Work required:
Only lines with the string "JSON" matter here; gather them from the material below.

Extracted material:
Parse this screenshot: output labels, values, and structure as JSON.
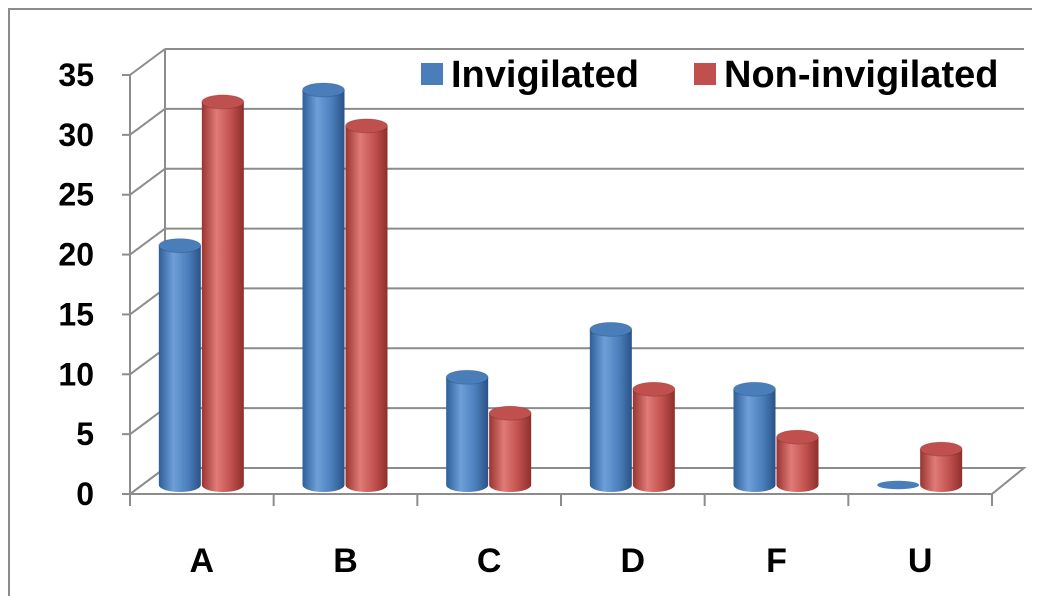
{
  "chart_data": {
    "type": "bar",
    "style": "3d-cylinder",
    "categories": [
      "A",
      "B",
      "C",
      "D",
      "F",
      "U"
    ],
    "series": [
      {
        "name": "Invigilated",
        "values": [
          20,
          33,
          9,
          13,
          8,
          0
        ],
        "color": "#4a7ebb"
      },
      {
        "name": "Non-invigilated",
        "values": [
          32,
          30,
          6,
          8,
          4,
          3
        ],
        "color": "#c0504d"
      }
    ],
    "ylim": [
      0,
      35
    ],
    "yticks": [
      "0",
      "5",
      "10",
      "15",
      "20",
      "25",
      "30",
      "35"
    ],
    "grid": true,
    "legend_position": "top-right"
  }
}
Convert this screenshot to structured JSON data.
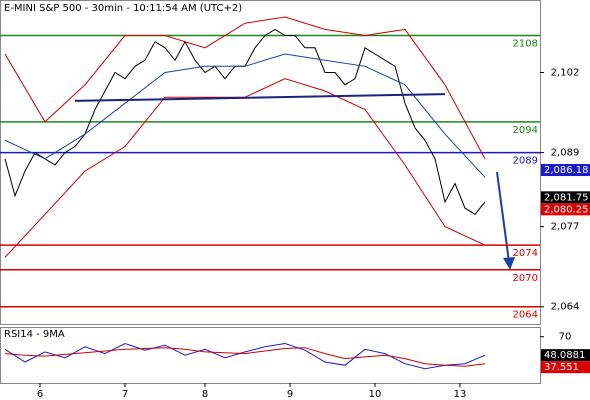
{
  "chart_data": [
    {
      "type": "line",
      "title": "E-MINI S&P 500 - 30min - 10:11:54 AM (UTC+2)",
      "xlim": [
        -0.5,
        53.5
      ],
      "ylim": [
        2061.2,
        2113.6
      ],
      "yticks": [
        {
          "value": 2102,
          "label": "2,102"
        },
        {
          "value": 2089,
          "label": "2,089"
        },
        {
          "value": 2077,
          "label": "2,077"
        },
        {
          "value": 2064,
          "label": "2,064"
        }
      ],
      "xticks": [
        {
          "value": 3.5,
          "label": "6"
        },
        {
          "value": 12,
          "label": "7"
        },
        {
          "value": 20,
          "label": "8"
        },
        {
          "value": 28.5,
          "label": "9"
        },
        {
          "value": 37,
          "label": "10"
        },
        {
          "value": 45.5,
          "label": "13"
        }
      ],
      "series": [
        {
          "color": "#000000",
          "x": [
            0,
            1,
            2,
            3,
            4,
            5,
            6,
            7,
            8,
            9,
            10,
            11,
            12,
            13,
            14,
            15,
            16,
            17,
            18,
            19,
            20,
            21,
            22,
            23,
            24,
            25,
            26,
            27,
            28,
            29,
            30,
            31,
            32,
            33,
            34,
            35,
            36,
            37,
            38,
            39,
            40,
            41,
            42,
            43,
            44,
            45,
            46,
            47,
            48
          ],
          "values": [
            2088,
            2082,
            2086,
            2089,
            2088,
            2087,
            2089,
            2090,
            2092,
            2096,
            2099,
            2102,
            2101,
            2103,
            2104,
            2107,
            2106,
            2104,
            2107,
            2104,
            2102,
            2103,
            2101,
            2103,
            2103,
            2106,
            2108,
            2109,
            2108,
            2108,
            2106,
            2106,
            2102,
            2102,
            2100,
            2101,
            2106,
            2105,
            2104,
            2103,
            2097,
            2093,
            2091,
            2088,
            2081,
            2084,
            2080,
            2079,
            2081
          ]
        },
        {
          "color": "#cc0000",
          "x": [
            0,
            4,
            8,
            12,
            16,
            20,
            24,
            28,
            32,
            36,
            40,
            44,
            48
          ],
          "values": [
            2105,
            2094,
            2100,
            2108,
            2108,
            2106,
            2110,
            2111,
            2109,
            2108,
            2109,
            2100,
            2088
          ]
        },
        {
          "color": "#cc0000",
          "x": [
            0,
            4,
            8,
            12,
            16,
            20,
            24,
            28,
            32,
            36,
            40,
            44,
            48
          ],
          "values": [
            2072,
            2079,
            2086,
            2090,
            2098,
            2098,
            2098,
            2101,
            2099,
            2096,
            2087,
            2077,
            2074
          ]
        },
        {
          "color": "#1f3f9f",
          "x": [
            0,
            4,
            8,
            12,
            16,
            20,
            24,
            28,
            32,
            36,
            40,
            44,
            48
          ],
          "values": [
            2091,
            2088,
            2092,
            2097,
            2102,
            2103,
            2103,
            2105,
            2104,
            2103,
            2100,
            2092,
            2085
          ]
        },
        {
          "color": "#1a237e",
          "x": [
            7,
            44
          ],
          "values": [
            2097.4,
            2098.5
          ]
        }
      ],
      "levels": [
        {
          "value": 2108,
          "label": "2108",
          "color": "#1a8a1a"
        },
        {
          "value": 2094,
          "label": "2094",
          "color": "#1a8a1a"
        },
        {
          "value": 2089,
          "label": "2089",
          "color": "#1a1acc"
        },
        {
          "value": 2074,
          "label": "2074",
          "color": "#dd0000"
        },
        {
          "value": 2070,
          "label": "2070",
          "color": "#dd0000"
        },
        {
          "value": 2064,
          "label": "2064",
          "color": "#dd0000"
        }
      ],
      "price_tags": [
        {
          "value": 2086.18,
          "label": "2,086.18",
          "color": "#1a1acc"
        },
        {
          "value": 2081.75,
          "label": "2,081.75",
          "color": "#000000"
        },
        {
          "value": 2080.25,
          "label": "2,080.25",
          "color": "#dd0000"
        }
      ]
    },
    {
      "type": "line",
      "title": "RSI14 - 9MA",
      "xlim": [
        -0.5,
        53.5
      ],
      "ylim": [
        15,
        78
      ],
      "yticks": [
        70
      ],
      "series": [
        {
          "color": "#1a1acc",
          "x": [
            0,
            2,
            4,
            6,
            8,
            10,
            12,
            14,
            16,
            18,
            20,
            22,
            24,
            26,
            28,
            30,
            32,
            34,
            36,
            38,
            40,
            42,
            44,
            46,
            48
          ],
          "values": [
            55,
            40,
            52,
            45,
            58,
            50,
            62,
            54,
            60,
            48,
            55,
            45,
            52,
            58,
            62,
            54,
            40,
            36,
            55,
            50,
            38,
            32,
            36,
            38,
            48
          ]
        },
        {
          "color": "#cc0000",
          "x": [
            0,
            2,
            4,
            6,
            8,
            10,
            12,
            14,
            16,
            18,
            20,
            22,
            24,
            26,
            28,
            30,
            32,
            34,
            36,
            38,
            40,
            42,
            44,
            46,
            48
          ],
          "values": [
            50,
            48,
            47,
            49,
            51,
            53,
            55,
            56,
            57,
            55,
            52,
            51,
            50,
            53,
            56,
            57,
            50,
            44,
            46,
            48,
            44,
            38,
            36,
            35,
            38
          ]
        }
      ],
      "price_tags": [
        {
          "value": 48.0881,
          "label": "48.0881",
          "color": "#000000"
        },
        {
          "value": 37.551,
          "label": "37.551",
          "color": "#dd0000"
        }
      ]
    }
  ]
}
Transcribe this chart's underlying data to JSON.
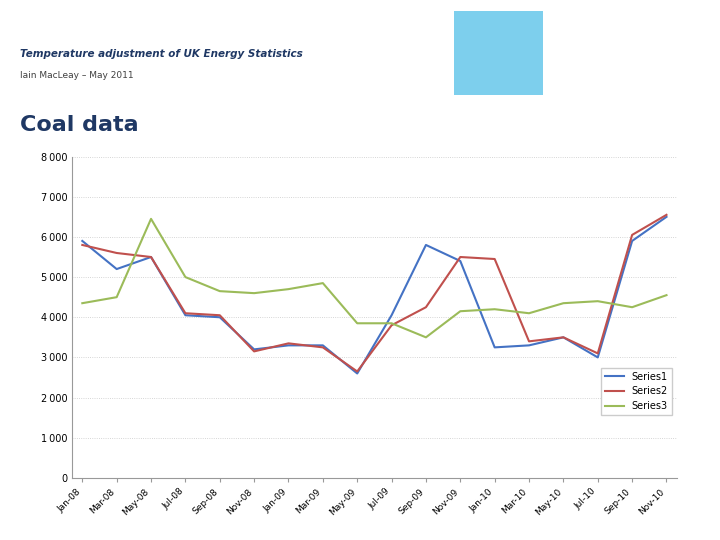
{
  "title_main": "Temperature adjustment of UK Energy Statistics",
  "title_sub": "Iain MacLeay – May 2011",
  "section_title": "Coal data",
  "x_labels": [
    "Jan-08",
    "Mar-08",
    "May-08",
    "Jul-08",
    "Sep-08",
    "Nov-08",
    "Jan-09",
    "Mar-09",
    "May-09",
    "Jul-09",
    "Sep-09",
    "Nov-09",
    "Jan-10",
    "Mar-10",
    "May-10",
    "Jul-10",
    "Sep-10",
    "Nov-10"
  ],
  "series1": [
    5900,
    5200,
    5500,
    4050,
    4000,
    3200,
    3300,
    3300,
    2600,
    4050,
    5800,
    5400,
    3250,
    3300,
    3500,
    3000,
    5900,
    6500
  ],
  "series2": [
    5800,
    5600,
    5500,
    4100,
    4050,
    3150,
    3350,
    3250,
    2650,
    3800,
    4250,
    5500,
    5450,
    3400,
    3500,
    3100,
    6050,
    6550
  ],
  "series3": [
    4350,
    4500,
    6450,
    5000,
    4650,
    4600,
    4700,
    4850,
    3850,
    3850,
    3500,
    4150,
    4200,
    4100,
    4350,
    4400,
    4250,
    4550
  ],
  "color1": "#4472C4",
  "color2": "#C0504D",
  "color3": "#9BBB59",
  "legend_labels": [
    "Series1",
    "Series2",
    "Series3"
  ],
  "ylim": [
    0,
    8000
  ],
  "yticks": [
    0,
    1000,
    2000,
    3000,
    4000,
    5000,
    6000,
    7000,
    8000
  ],
  "bg_color": "#ffffff",
  "plot_bg": "#ffffff",
  "header_bg": "#ffffff",
  "tan_bar_color": "#C8B89A",
  "coal_section_bg": "#f5f5f5",
  "title_color": "#1F3864",
  "sub_title_color": "#404040",
  "section_title_color": "#1F3864",
  "grid_color": "#c8c8c8",
  "axis_color": "#999999"
}
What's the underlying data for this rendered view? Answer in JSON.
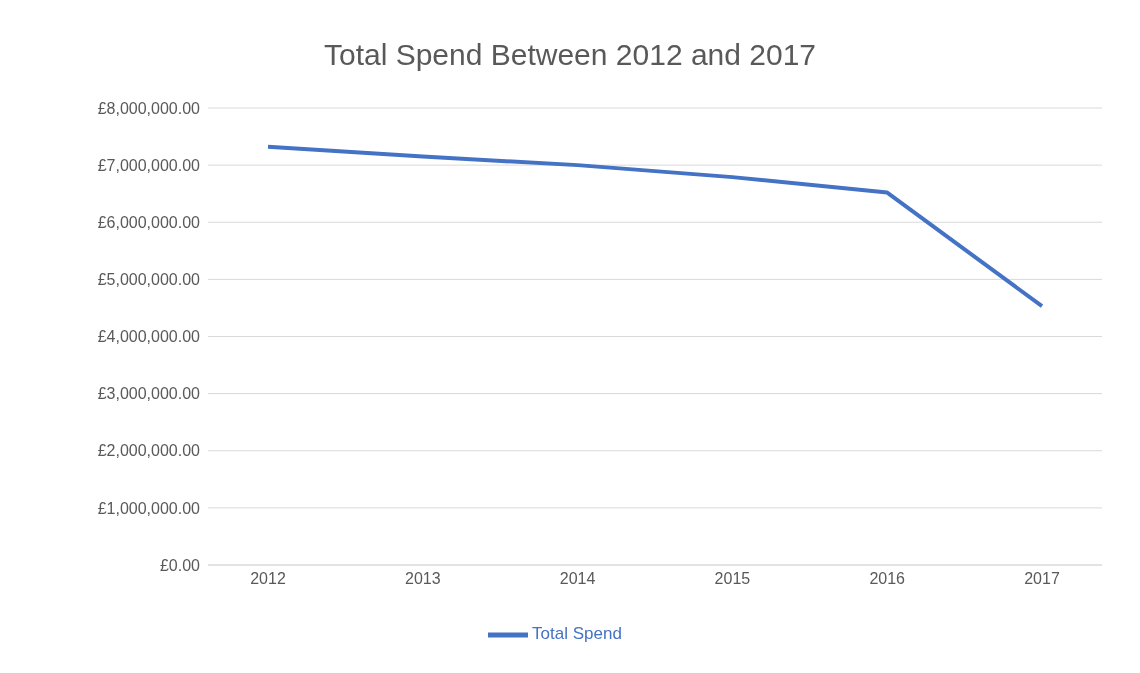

Answer to this task:
Parse this screenshot: output labels, values, and structure as JSON.
Convert this screenshot to structured JSON data.
Transcribe this chart's underlying data to JSON.
What's the underlying data for this rendered view? Answer in JSON.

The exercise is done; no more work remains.